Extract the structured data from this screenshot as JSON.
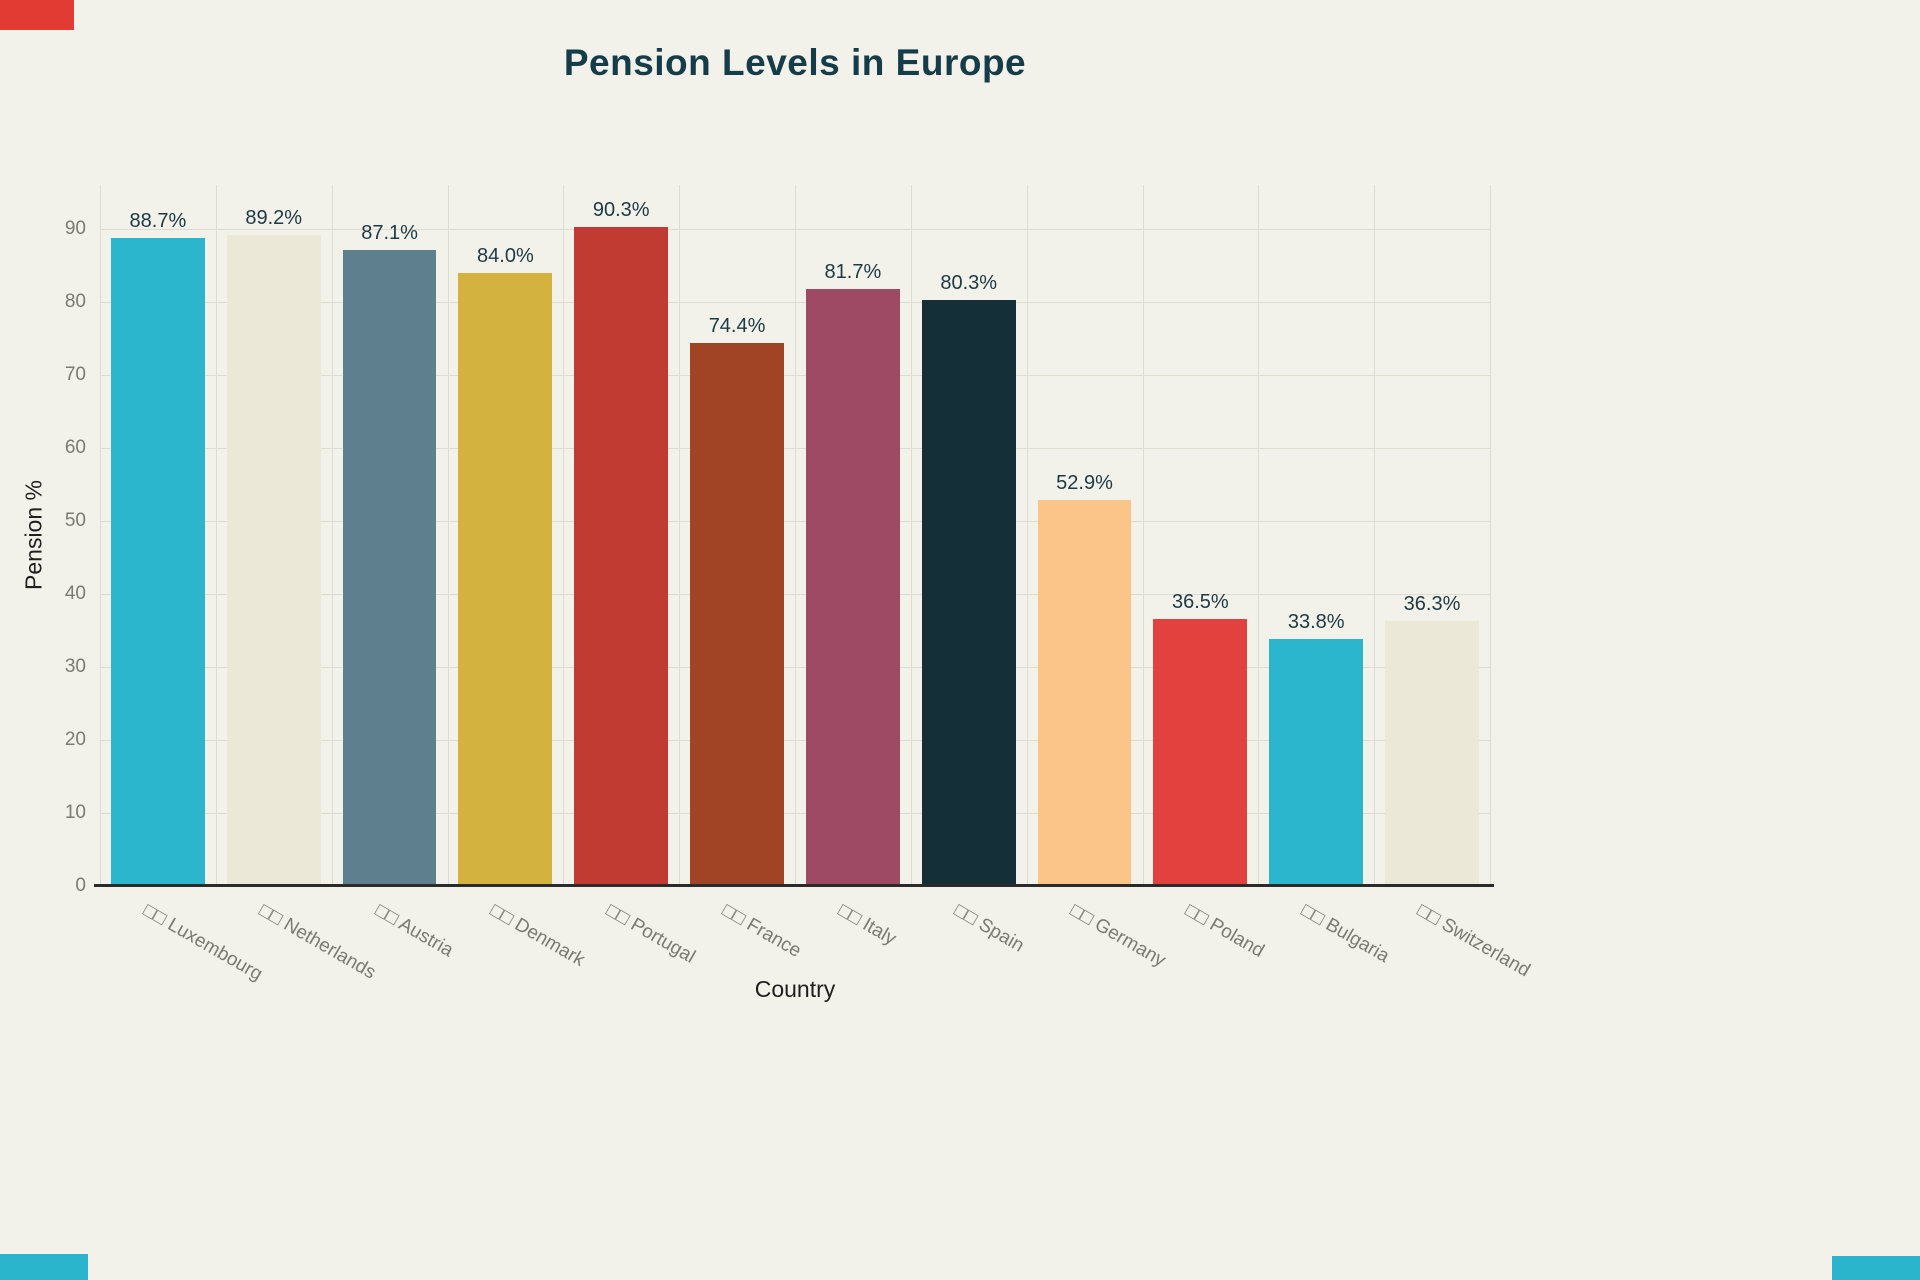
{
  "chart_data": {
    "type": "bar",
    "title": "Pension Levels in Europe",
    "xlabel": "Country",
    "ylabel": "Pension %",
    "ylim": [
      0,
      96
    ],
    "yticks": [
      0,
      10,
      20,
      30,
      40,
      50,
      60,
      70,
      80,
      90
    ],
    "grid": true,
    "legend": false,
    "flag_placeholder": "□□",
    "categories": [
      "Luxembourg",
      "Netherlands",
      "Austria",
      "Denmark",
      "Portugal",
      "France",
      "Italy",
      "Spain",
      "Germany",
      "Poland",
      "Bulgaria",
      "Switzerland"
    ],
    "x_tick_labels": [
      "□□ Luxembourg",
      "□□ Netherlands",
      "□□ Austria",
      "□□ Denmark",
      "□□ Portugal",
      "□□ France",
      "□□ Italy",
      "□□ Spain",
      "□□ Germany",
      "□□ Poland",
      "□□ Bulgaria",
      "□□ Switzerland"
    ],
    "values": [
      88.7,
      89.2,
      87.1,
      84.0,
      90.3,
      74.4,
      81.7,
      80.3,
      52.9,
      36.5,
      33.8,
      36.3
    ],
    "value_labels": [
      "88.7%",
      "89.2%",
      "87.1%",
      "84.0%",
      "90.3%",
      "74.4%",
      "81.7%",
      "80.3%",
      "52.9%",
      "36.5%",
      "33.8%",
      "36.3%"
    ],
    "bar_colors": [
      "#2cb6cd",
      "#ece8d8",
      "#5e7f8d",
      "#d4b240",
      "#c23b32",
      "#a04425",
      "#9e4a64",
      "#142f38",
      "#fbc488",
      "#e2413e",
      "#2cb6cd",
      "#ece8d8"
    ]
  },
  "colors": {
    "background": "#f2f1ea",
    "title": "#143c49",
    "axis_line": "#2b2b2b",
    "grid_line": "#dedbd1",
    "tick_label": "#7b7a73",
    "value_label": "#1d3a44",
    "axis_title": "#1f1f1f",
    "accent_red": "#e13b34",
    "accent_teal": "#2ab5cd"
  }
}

+++

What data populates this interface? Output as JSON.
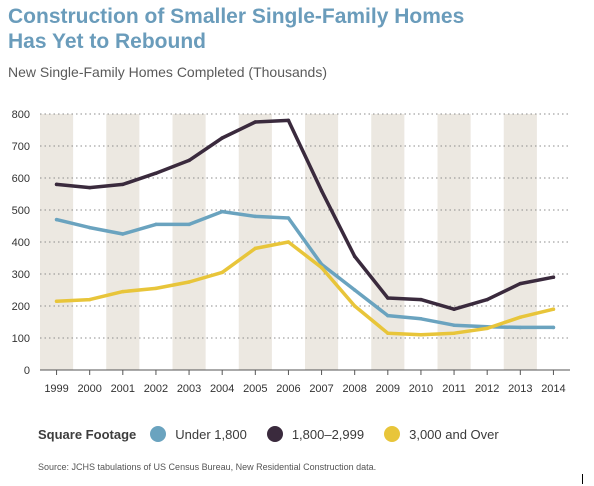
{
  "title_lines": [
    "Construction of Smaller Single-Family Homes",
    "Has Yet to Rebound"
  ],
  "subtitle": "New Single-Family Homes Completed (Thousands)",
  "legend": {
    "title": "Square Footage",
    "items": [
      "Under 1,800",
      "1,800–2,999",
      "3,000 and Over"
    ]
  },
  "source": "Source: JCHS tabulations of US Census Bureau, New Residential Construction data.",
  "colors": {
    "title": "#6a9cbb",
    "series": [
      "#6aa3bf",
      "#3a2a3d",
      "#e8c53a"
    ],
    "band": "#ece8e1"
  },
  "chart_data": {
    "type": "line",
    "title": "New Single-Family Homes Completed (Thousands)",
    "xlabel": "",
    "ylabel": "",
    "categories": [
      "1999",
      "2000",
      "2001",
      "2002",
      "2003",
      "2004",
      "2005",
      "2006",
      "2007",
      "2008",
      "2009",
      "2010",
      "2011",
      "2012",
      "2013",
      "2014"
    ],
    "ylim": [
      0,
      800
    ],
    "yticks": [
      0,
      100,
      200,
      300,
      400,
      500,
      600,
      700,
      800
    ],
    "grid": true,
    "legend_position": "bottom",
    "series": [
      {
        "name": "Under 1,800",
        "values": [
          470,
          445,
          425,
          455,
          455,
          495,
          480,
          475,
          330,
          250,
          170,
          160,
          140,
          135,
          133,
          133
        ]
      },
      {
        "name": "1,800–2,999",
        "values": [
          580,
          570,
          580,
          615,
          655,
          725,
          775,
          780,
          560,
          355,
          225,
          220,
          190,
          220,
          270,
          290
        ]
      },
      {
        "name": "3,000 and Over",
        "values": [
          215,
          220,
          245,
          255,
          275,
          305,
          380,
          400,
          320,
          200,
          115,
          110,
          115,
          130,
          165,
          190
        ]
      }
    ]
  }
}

+++

## TASK DETAILS
Find the word "Completed" in the records and pull out each line that has it.

## EXERCISE RESPONSE
  "subtitle": "New Single-Family Homes Completed (Thousands)",
    "title": "New Single-Family Homes Completed (Thousands)",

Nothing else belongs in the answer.